━━ Task inputs
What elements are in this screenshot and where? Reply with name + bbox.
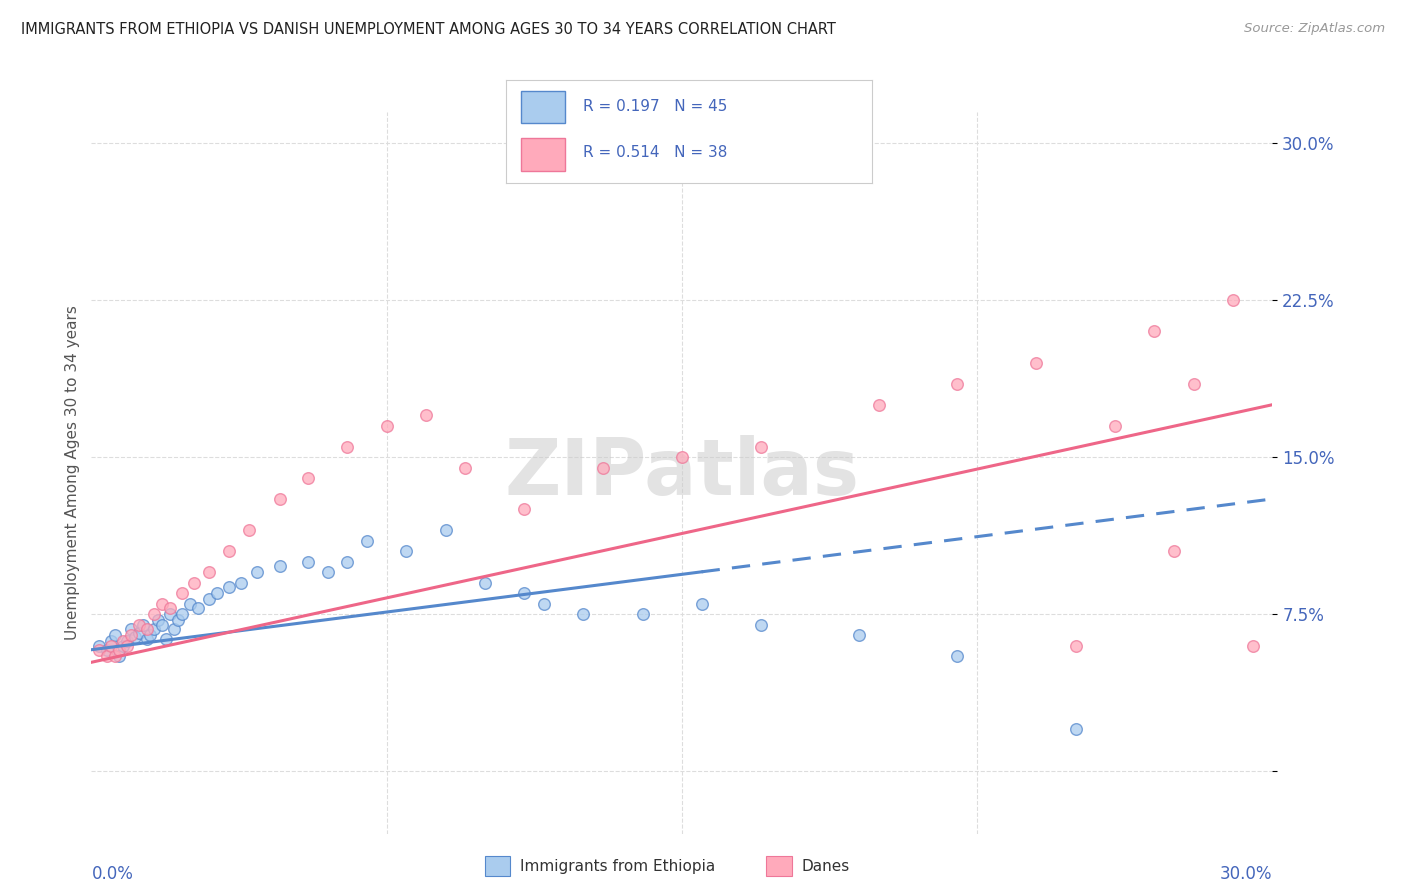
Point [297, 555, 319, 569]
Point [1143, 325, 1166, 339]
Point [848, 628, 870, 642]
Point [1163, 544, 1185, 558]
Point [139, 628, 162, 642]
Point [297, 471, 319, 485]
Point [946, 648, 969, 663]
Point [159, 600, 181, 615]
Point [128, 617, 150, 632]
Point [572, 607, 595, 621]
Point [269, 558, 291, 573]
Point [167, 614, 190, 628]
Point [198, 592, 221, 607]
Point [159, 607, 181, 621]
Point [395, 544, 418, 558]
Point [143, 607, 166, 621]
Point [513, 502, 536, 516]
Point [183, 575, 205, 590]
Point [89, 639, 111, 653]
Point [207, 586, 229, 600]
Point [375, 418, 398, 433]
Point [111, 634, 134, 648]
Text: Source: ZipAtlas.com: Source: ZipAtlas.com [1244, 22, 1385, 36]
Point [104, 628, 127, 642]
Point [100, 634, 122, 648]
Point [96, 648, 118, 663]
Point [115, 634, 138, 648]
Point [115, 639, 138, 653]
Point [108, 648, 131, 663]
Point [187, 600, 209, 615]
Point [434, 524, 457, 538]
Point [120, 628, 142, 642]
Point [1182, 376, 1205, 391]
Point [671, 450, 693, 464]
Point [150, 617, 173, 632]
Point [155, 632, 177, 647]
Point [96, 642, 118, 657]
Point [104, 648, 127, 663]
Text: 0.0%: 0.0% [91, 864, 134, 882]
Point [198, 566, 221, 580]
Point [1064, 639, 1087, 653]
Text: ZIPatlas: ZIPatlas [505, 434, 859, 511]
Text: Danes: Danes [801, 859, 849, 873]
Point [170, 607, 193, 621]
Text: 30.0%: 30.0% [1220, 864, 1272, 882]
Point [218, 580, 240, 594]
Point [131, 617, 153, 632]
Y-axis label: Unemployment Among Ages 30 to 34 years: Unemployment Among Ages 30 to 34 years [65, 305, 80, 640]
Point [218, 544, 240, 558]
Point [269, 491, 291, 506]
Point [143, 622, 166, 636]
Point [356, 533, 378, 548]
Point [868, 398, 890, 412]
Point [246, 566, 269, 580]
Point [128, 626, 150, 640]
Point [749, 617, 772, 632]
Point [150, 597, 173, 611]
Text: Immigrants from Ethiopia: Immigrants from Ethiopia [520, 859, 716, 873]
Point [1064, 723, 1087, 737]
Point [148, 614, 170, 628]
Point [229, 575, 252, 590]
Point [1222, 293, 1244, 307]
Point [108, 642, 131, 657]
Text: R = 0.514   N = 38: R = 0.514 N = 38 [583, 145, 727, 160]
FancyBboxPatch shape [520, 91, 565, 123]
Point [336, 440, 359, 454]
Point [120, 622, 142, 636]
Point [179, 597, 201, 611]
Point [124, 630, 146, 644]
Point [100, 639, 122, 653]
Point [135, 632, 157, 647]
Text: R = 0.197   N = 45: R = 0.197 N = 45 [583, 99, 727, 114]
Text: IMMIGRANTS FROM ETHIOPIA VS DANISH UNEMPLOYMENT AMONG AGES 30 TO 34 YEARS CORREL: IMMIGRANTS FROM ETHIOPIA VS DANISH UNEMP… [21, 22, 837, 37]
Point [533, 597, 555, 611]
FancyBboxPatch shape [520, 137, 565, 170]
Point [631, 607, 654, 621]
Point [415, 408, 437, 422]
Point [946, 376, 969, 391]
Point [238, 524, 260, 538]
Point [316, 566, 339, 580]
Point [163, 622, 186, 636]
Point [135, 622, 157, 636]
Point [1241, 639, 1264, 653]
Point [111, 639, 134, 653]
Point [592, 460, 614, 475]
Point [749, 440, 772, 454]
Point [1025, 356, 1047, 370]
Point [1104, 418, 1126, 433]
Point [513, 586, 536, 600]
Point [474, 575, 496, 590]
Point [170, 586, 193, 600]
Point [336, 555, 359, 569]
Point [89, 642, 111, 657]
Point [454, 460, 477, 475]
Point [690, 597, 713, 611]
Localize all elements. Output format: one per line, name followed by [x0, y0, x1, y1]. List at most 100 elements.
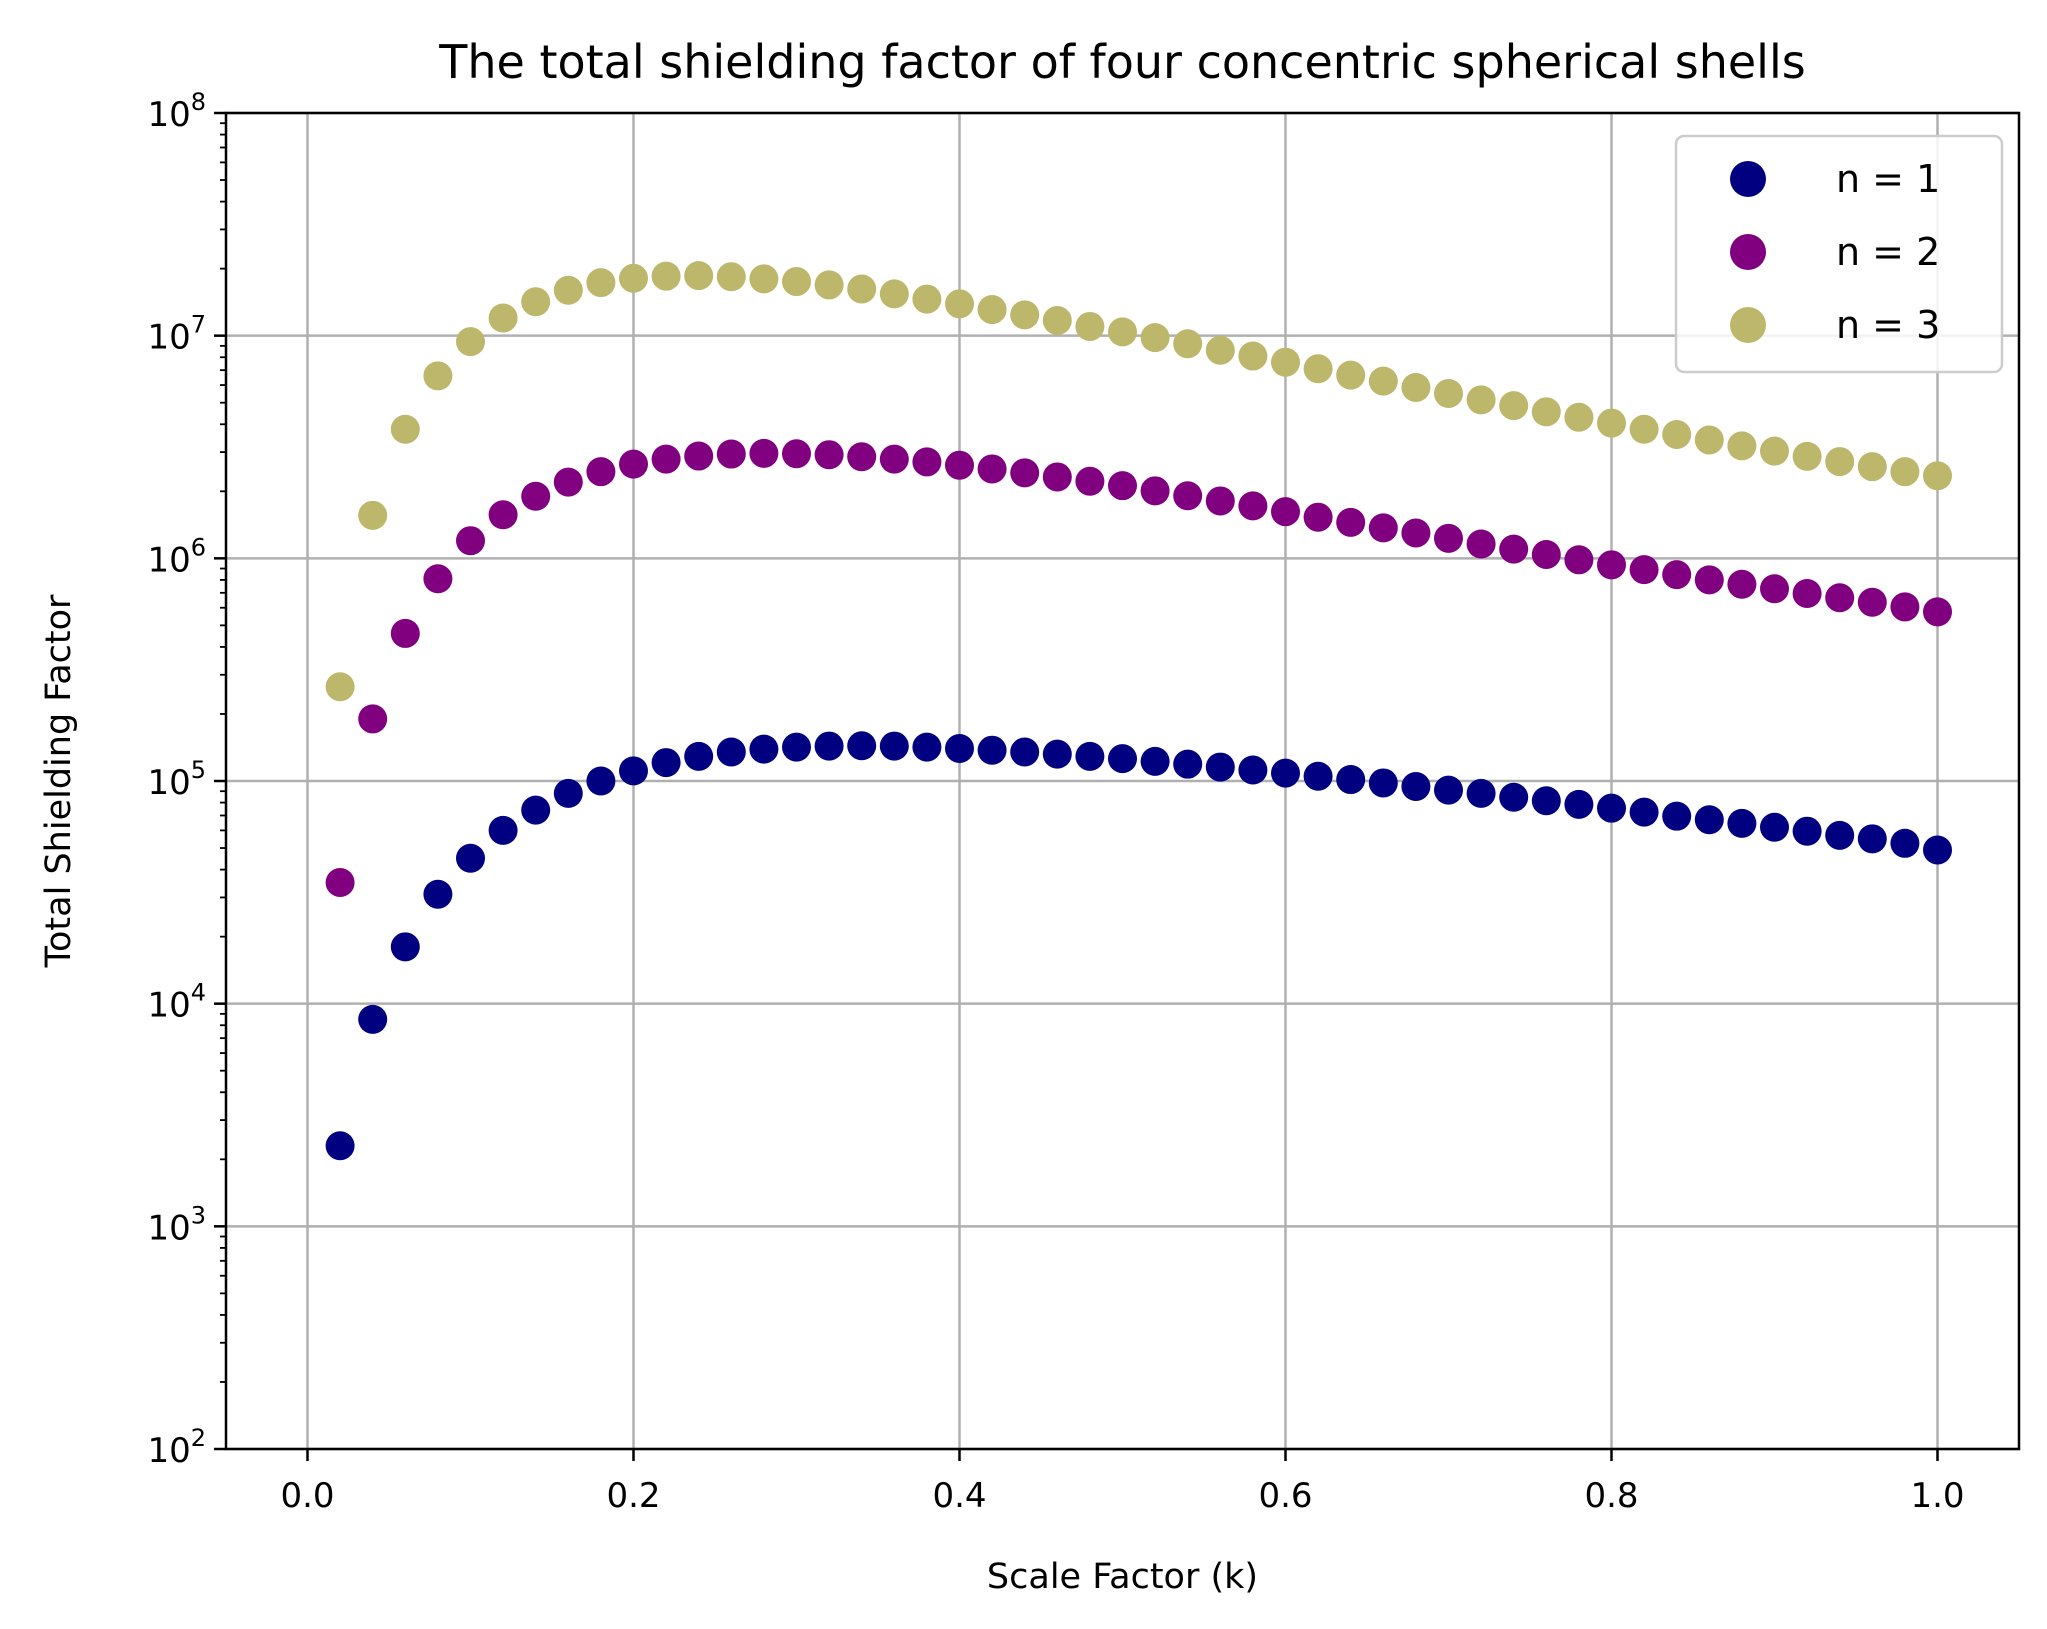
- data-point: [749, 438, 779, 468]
━━━━
Reproduce every line of the records above verbatim, in their original order. Omit the pictures.

● **Exercise answer**:
What elements are in this screenshot and where? Reply with name + bbox.
Point [297, 555, 319, 569]
Point [1143, 325, 1166, 339]
Point [848, 628, 870, 642]
Point [1163, 544, 1185, 558]
Point [139, 628, 162, 642]
Point [297, 471, 319, 485]
Point [946, 648, 969, 663]
Point [159, 600, 181, 615]
Point [128, 617, 150, 632]
Point [572, 607, 595, 621]
Point [269, 558, 291, 573]
Point [167, 614, 190, 628]
Point [198, 592, 221, 607]
Point [159, 607, 181, 621]
Point [395, 544, 418, 558]
Point [143, 607, 166, 621]
Point [513, 502, 536, 516]
Point [183, 575, 205, 590]
Point [89, 639, 111, 653]
Point [207, 586, 229, 600]
Point [375, 418, 398, 433]
Point [111, 634, 134, 648]
Text: Source: ZipAtlas.com: Source: ZipAtlas.com [1244, 22, 1385, 36]
Point [104, 628, 127, 642]
Point [100, 634, 122, 648]
Point [96, 648, 118, 663]
Point [115, 634, 138, 648]
Point [115, 639, 138, 653]
Point [108, 648, 131, 663]
Point [187, 600, 209, 615]
Point [434, 524, 457, 538]
Point [120, 628, 142, 642]
Point [1182, 376, 1205, 391]
Point [671, 450, 693, 464]
Point [150, 617, 173, 632]
Point [155, 632, 177, 647]
Point [96, 642, 118, 657]
Point [104, 648, 127, 663]
Text: 0.0%: 0.0% [91, 864, 134, 882]
Point [198, 566, 221, 580]
Point [1064, 639, 1087, 653]
Text: ZIPatlas: ZIPatlas [505, 434, 859, 511]
Text: Danes: Danes [801, 859, 849, 873]
Point [170, 607, 193, 621]
Text: 30.0%: 30.0% [1220, 864, 1272, 882]
Point [218, 580, 240, 594]
Point [131, 617, 153, 632]
Y-axis label: Unemployment Among Ages 30 to 34 years: Unemployment Among Ages 30 to 34 years [65, 305, 80, 640]
Point [218, 544, 240, 558]
Point [269, 491, 291, 506]
Point [143, 622, 166, 636]
Point [356, 533, 378, 548]
Point [868, 398, 890, 412]
Point [246, 566, 269, 580]
Point [128, 626, 150, 640]
Point [749, 617, 772, 632]
Point [150, 597, 173, 611]
Text: Immigrants from Ethiopia: Immigrants from Ethiopia [520, 859, 716, 873]
Point [1064, 723, 1087, 737]
Point [148, 614, 170, 628]
Point [229, 575, 252, 590]
Point [1222, 293, 1244, 307]
Point [108, 642, 131, 657]
Text: R = 0.514   N = 38: R = 0.514 N = 38 [583, 145, 727, 160]
FancyBboxPatch shape [520, 91, 565, 123]
Point [336, 440, 359, 454]
Point [120, 622, 142, 636]
Point [179, 597, 201, 611]
Point [124, 630, 146, 644]
Point [100, 639, 122, 653]
Point [135, 632, 157, 647]
Text: R = 0.197   N = 45: R = 0.197 N = 45 [583, 99, 727, 114]
Text: IMMIGRANTS FROM ETHIOPIA VS DANISH UNEMPLOYMENT AMONG AGES 30 TO 34 YEARS CORREL: IMMIGRANTS FROM ETHIOPIA VS DANISH UNEMP… [21, 22, 837, 37]
Point [533, 597, 555, 611]
FancyBboxPatch shape [520, 137, 565, 170]
Point [631, 607, 654, 621]
Point [415, 408, 437, 422]
Point [946, 376, 969, 391]
Point [238, 524, 260, 538]
Point [316, 566, 339, 580]
Point [163, 622, 186, 636]
Point [135, 622, 157, 636]
Point [1241, 639, 1264, 653]
Point [111, 639, 134, 653]
Point [592, 460, 614, 475]
Point [749, 440, 772, 454]
Point [1025, 356, 1047, 370]
Point [1104, 418, 1126, 433]
Point [513, 586, 536, 600]
Point [474, 575, 496, 590]
Point [170, 586, 193, 600]
Point [336, 555, 359, 569]
Point [89, 642, 111, 657]
Point [454, 460, 477, 475]
Point [690, 597, 713, 611]
Localize all elements. Output format: one per line, name followed by [x0, y0, x1, y1]. List at most 100 elements.
- data-point: [749, 438, 779, 468]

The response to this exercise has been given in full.